**WHAT YOU NEED TO DO:**
Print all of the data exactly as written.

**DATA SUPPLIED:**
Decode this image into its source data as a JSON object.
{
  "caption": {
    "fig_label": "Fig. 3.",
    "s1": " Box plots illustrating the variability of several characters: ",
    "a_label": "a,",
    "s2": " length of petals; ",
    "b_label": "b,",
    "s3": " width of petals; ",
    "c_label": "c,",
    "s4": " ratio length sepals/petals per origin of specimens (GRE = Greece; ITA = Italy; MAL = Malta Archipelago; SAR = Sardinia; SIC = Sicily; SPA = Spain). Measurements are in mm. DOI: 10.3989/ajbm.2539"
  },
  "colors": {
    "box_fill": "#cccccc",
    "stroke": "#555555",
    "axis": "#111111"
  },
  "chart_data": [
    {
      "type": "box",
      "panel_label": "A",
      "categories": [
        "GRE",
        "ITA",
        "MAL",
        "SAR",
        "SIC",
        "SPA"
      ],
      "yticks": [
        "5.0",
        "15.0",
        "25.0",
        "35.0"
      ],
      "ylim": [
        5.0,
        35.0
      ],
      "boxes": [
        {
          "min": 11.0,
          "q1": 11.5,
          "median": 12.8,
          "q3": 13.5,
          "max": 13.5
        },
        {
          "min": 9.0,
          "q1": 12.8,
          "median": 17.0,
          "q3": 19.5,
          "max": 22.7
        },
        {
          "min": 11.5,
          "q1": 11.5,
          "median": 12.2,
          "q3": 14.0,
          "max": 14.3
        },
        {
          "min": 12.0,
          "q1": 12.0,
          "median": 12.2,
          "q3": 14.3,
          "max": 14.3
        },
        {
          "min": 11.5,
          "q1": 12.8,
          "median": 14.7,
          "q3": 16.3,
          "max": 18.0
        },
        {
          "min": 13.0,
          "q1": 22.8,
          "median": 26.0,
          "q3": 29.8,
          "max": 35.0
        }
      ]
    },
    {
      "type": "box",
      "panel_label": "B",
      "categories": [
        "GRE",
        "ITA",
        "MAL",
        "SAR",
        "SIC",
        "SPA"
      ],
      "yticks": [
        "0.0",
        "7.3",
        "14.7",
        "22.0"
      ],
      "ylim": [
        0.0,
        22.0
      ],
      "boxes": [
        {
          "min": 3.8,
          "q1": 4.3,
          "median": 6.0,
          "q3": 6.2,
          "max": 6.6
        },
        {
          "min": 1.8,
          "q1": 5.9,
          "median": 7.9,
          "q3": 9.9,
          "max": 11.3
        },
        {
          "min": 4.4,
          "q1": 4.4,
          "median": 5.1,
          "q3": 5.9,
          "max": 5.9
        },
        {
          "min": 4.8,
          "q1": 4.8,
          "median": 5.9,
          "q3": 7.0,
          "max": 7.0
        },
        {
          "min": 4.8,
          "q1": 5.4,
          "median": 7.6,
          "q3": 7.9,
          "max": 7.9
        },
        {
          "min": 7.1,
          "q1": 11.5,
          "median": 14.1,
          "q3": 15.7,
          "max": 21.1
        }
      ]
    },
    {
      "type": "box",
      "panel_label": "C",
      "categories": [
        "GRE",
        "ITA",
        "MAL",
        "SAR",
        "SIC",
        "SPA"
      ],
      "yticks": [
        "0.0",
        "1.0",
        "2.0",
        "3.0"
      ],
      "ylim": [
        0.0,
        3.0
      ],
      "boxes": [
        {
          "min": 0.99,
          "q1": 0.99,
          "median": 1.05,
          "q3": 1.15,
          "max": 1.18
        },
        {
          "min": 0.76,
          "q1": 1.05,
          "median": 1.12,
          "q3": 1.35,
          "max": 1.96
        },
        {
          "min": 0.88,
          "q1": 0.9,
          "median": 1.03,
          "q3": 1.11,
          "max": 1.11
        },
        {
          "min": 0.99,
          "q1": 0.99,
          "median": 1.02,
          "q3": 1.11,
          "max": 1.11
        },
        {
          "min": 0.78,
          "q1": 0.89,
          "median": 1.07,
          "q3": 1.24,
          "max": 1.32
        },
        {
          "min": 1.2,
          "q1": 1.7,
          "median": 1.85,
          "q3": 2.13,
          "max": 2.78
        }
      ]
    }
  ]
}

**TASK SOLUTION:**
Decode this image into its source data as a JSON object.
{
  "caption": {
    "fig_label": "Fig. 3.",
    "s1": " Box plots illustrating the variability of several characters: ",
    "a_label": "a,",
    "s2": " length of petals; ",
    "b_label": "b,",
    "s3": " width of petals; ",
    "c_label": "c,",
    "s4": " ratio length sepals/petals per origin of specimens (GRE = Greece; ITA = Italy; MAL = Malta Archipelago; SAR = Sardinia; SIC = Sicily; SPA = Spain). Measurements are in mm. DOI: 10.3989/ajbm.2539"
  },
  "colors": {
    "box_fill": "#cccccc",
    "stroke": "#555555",
    "axis": "#111111"
  },
  "chart_data": [
    {
      "type": "box",
      "panel_label": "A",
      "categories": [
        "GRE",
        "ITA",
        "MAL",
        "SAR",
        "SIC",
        "SPA"
      ],
      "yticks": [
        "5.0",
        "15.0",
        "25.0",
        "35.0"
      ],
      "ylim": [
        5.0,
        35.0
      ],
      "boxes": [
        {
          "min": 11.0,
          "q1": 11.5,
          "median": 12.8,
          "q3": 13.5,
          "max": 13.5
        },
        {
          "min": 9.0,
          "q1": 12.8,
          "median": 17.0,
          "q3": 19.5,
          "max": 22.7
        },
        {
          "min": 11.5,
          "q1": 11.5,
          "median": 12.2,
          "q3": 14.0,
          "max": 14.3
        },
        {
          "min": 12.0,
          "q1": 12.0,
          "median": 12.2,
          "q3": 14.3,
          "max": 14.3
        },
        {
          "min": 11.5,
          "q1": 12.8,
          "median": 14.7,
          "q3": 16.3,
          "max": 18.0
        },
        {
          "min": 13.0,
          "q1": 22.8,
          "median": 26.0,
          "q3": 29.8,
          "max": 35.0
        }
      ]
    },
    {
      "type": "box",
      "panel_label": "B",
      "categories": [
        "GRE",
        "ITA",
        "MAL",
        "SAR",
        "SIC",
        "SPA"
      ],
      "yticks": [
        "0.0",
        "7.3",
        "14.7",
        "22.0"
      ],
      "ylim": [
        0.0,
        22.0
      ],
      "boxes": [
        {
          "min": 3.8,
          "q1": 4.3,
          "median": 6.0,
          "q3": 6.2,
          "max": 6.6
        },
        {
          "min": 1.8,
          "q1": 5.9,
          "median": 7.9,
          "q3": 9.9,
          "max": 11.3
        },
        {
          "min": 4.4,
          "q1": 4.4,
          "median": 5.1,
          "q3": 5.9,
          "max": 5.9
        },
        {
          "min": 4.8,
          "q1": 4.8,
          "median": 5.9,
          "q3": 7.0,
          "max": 7.0
        },
        {
          "min": 4.8,
          "q1": 5.4,
          "median": 7.6,
          "q3": 7.9,
          "max": 7.9
        },
        {
          "min": 7.1,
          "q1": 11.5,
          "median": 14.1,
          "q3": 15.7,
          "max": 21.1
        }
      ]
    },
    {
      "type": "box",
      "panel_label": "C",
      "categories": [
        "GRE",
        "ITA",
        "MAL",
        "SAR",
        "SIC",
        "SPA"
      ],
      "yticks": [
        "0.0",
        "1.0",
        "2.0",
        "3.0"
      ],
      "ylim": [
        0.0,
        3.0
      ],
      "boxes": [
        {
          "min": 0.99,
          "q1": 0.99,
          "median": 1.05,
          "q3": 1.15,
          "max": 1.18
        },
        {
          "min": 0.76,
          "q1": 1.05,
          "median": 1.12,
          "q3": 1.35,
          "max": 1.96
        },
        {
          "min": 0.88,
          "q1": 0.9,
          "median": 1.03,
          "q3": 1.11,
          "max": 1.11
        },
        {
          "min": 0.99,
          "q1": 0.99,
          "median": 1.02,
          "q3": 1.11,
          "max": 1.11
        },
        {
          "min": 0.78,
          "q1": 0.89,
          "median": 1.07,
          "q3": 1.24,
          "max": 1.32
        },
        {
          "min": 1.2,
          "q1": 1.7,
          "median": 1.85,
          "q3": 2.13,
          "max": 2.78
        }
      ]
    }
  ]
}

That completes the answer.